>> begin ENTRIES SHOWN

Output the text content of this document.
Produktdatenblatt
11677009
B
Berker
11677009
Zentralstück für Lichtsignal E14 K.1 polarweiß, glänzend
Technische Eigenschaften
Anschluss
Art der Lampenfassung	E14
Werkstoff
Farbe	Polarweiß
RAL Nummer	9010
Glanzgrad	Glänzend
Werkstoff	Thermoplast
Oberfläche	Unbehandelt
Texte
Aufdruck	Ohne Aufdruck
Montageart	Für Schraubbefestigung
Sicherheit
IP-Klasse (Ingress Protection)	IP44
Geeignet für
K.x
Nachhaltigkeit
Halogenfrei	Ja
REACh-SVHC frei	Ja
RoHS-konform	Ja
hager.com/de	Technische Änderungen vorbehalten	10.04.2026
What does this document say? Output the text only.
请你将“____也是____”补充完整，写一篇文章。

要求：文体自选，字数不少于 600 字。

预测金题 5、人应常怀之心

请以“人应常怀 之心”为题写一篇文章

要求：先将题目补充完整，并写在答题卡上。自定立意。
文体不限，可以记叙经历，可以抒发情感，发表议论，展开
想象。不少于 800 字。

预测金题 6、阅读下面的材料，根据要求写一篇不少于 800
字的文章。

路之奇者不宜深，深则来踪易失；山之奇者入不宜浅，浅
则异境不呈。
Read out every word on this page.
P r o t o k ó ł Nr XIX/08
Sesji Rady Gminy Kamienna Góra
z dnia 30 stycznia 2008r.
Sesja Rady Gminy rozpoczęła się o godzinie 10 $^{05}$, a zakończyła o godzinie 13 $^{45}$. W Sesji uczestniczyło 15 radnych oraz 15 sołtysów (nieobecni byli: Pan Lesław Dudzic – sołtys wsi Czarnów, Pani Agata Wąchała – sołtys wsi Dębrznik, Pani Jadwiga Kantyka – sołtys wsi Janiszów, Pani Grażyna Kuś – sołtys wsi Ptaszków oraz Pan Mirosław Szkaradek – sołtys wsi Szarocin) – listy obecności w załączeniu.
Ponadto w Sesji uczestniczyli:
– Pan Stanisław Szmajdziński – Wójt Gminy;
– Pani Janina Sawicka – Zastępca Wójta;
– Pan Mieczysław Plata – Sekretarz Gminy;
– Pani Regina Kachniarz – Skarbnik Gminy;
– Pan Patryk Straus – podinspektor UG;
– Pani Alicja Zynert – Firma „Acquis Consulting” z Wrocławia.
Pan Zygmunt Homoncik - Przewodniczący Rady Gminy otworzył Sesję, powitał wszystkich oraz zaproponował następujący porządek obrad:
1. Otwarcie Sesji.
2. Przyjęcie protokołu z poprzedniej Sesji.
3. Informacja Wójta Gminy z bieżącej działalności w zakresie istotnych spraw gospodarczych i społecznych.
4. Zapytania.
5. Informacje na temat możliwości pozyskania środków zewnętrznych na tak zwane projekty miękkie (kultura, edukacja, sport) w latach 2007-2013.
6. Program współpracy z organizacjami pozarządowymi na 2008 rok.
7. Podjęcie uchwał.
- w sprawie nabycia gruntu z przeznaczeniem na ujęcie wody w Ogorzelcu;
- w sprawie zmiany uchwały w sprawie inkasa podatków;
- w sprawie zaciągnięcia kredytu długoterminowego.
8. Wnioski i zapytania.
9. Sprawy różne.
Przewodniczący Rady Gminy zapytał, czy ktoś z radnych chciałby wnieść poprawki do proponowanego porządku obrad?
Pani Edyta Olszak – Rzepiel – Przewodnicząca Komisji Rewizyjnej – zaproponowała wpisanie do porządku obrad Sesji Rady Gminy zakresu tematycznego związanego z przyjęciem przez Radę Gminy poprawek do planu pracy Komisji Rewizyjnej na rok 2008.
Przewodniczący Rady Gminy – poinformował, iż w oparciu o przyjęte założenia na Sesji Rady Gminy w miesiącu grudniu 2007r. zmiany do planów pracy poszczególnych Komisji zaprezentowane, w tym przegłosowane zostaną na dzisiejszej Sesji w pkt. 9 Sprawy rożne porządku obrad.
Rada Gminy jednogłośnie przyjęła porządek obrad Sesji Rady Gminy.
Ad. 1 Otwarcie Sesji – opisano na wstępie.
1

>> end ENTRIES SHOWN

**TASK PROMPT**
Transcribe each record exactly. Leave nothing out.

**TASK SOLUTION**
Output the text content of this document.
Produktdatenblatt
11677009
B
Berker
11677009
Zentralstück für Lichtsignal E14 K.1 polarweiß, glänzend
Technische Eigenschaften
Anschluss
Art der Lampenfassung	E14
Werkstoff
Farbe	Polarweiß
RAL Nummer	9010
Glanzgrad	Glänzend
Werkstoff	Thermoplast
Oberfläche	Unbehandelt
Texte
Aufdruck	Ohne Aufdruck
Montageart	Für Schraubbefestigung
Sicherheit
IP-Klasse (Ingress Protection)	IP44
Geeignet für
K.x
Nachhaltigkeit
Halogenfrei	Ja
REACh-SVHC frei	Ja
RoHS-konform	Ja
hager.com/de	Technische Änderungen vorbehalten	10.04.2026
What does this document say? Output the text only.
请你将“____也是____”补充完整，写一篇文章。

要求：文体自选，字数不少于 600 字。

预测金题 5、人应常怀之心

请以“人应常怀 之心”为题写一篇文章

要求：先将题目补充完整，并写在答题卡上。自定立意。
文体不限，可以记叙经历，可以抒发情感，发表议论，展开
想象。不少于 800 字。

预测金题 6、阅读下面的材料，根据要求写一篇不少于 800
字的文章。

路之奇者不宜深，深则来踪易失；山之奇者入不宜浅，浅
则异境不呈。
Read out every word on this page.
P r o t o k ó ł Nr XIX/08
Sesji Rady Gminy Kamienna Góra
z dnia 30 stycznia 2008r.
Sesja Rady Gminy rozpoczęła się o godzinie 10 $^{05}$, a zakończyła o godzinie 13 $^{45}$. W Sesji uczestniczyło 15 radnych oraz 15 sołtysów (nieobecni byli: Pan Lesław Dudzic – sołtys wsi Czarnów, Pani Agata Wąchała – sołtys wsi Dębrznik, Pani Jadwiga Kantyka – sołtys wsi Janiszów, Pani Grażyna Kuś – sołtys wsi Ptaszków oraz Pan Mirosław Szkaradek – sołtys wsi Szarocin) – listy obecności w załączeniu.
Ponadto w Sesji uczestniczyli:
– Pan Stanisław Szmajdziński – Wójt Gminy;
– Pani Janina Sawicka – Zastępca Wójta;
– Pan Mieczysław Plata – Sekretarz Gminy;
– Pani Regina Kachniarz – Skarbnik Gminy;
– Pan Patryk Straus – podinspektor UG;
– Pani Alicja Zynert – Firma „Acquis Consulting” z Wrocławia.
Pan Zygmunt Homoncik - Przewodniczący Rady Gminy otworzył Sesję, powitał wszystkich oraz zaproponował następujący porządek obrad:
1. Otwarcie Sesji.
2. Przyjęcie protokołu z poprzedniej Sesji.
3. Informacja Wójta Gminy z bieżącej działalności w zakresie istotnych spraw gospodarczych i społecznych.
4. Zapytania.
5. Informacje na temat możliwości pozyskania środków zewnętrznych na tak zwane projekty miękkie (kultura, edukacja, sport) w latach 2007-2013.
6. Program współpracy z organizacjami pozarządowymi na 2008 rok.
7. Podjęcie uchwał.
- w sprawie nabycia gruntu z przeznaczeniem na ujęcie wody w Ogorzelcu;
- w sprawie zmiany uchwały w sprawie inkasa podatków;
- w sprawie zaciągnięcia kredytu długoterminowego.
8. Wnioski i zapytania.
9. Sprawy różne.
Przewodniczący Rady Gminy zapytał, czy ktoś z radnych chciałby wnieść poprawki do proponowanego porządku obrad?
Pani Edyta Olszak – Rzepiel – Przewodnicząca Komisji Rewizyjnej – zaproponowała wpisanie do porządku obrad Sesji Rady Gminy zakresu tematycznego związanego z przyjęciem przez Radę Gminy poprawek do planu pracy Komisji Rewizyjnej na rok 2008.
Przewodniczący Rady Gminy – poinformował, iż w oparciu o przyjęte założenia na Sesji Rady Gminy w miesiącu grudniu 2007r. zmiany do planów pracy poszczególnych Komisji zaprezentowane, w tym przegłosowane zostaną na dzisiejszej Sesji w pkt. 9 Sprawy rożne porządku obrad.
Rada Gminy jednogłośnie przyjęła porządek obrad Sesji Rady Gminy.
Ad. 1 Otwarcie Sesji – opisano na wstępie.
1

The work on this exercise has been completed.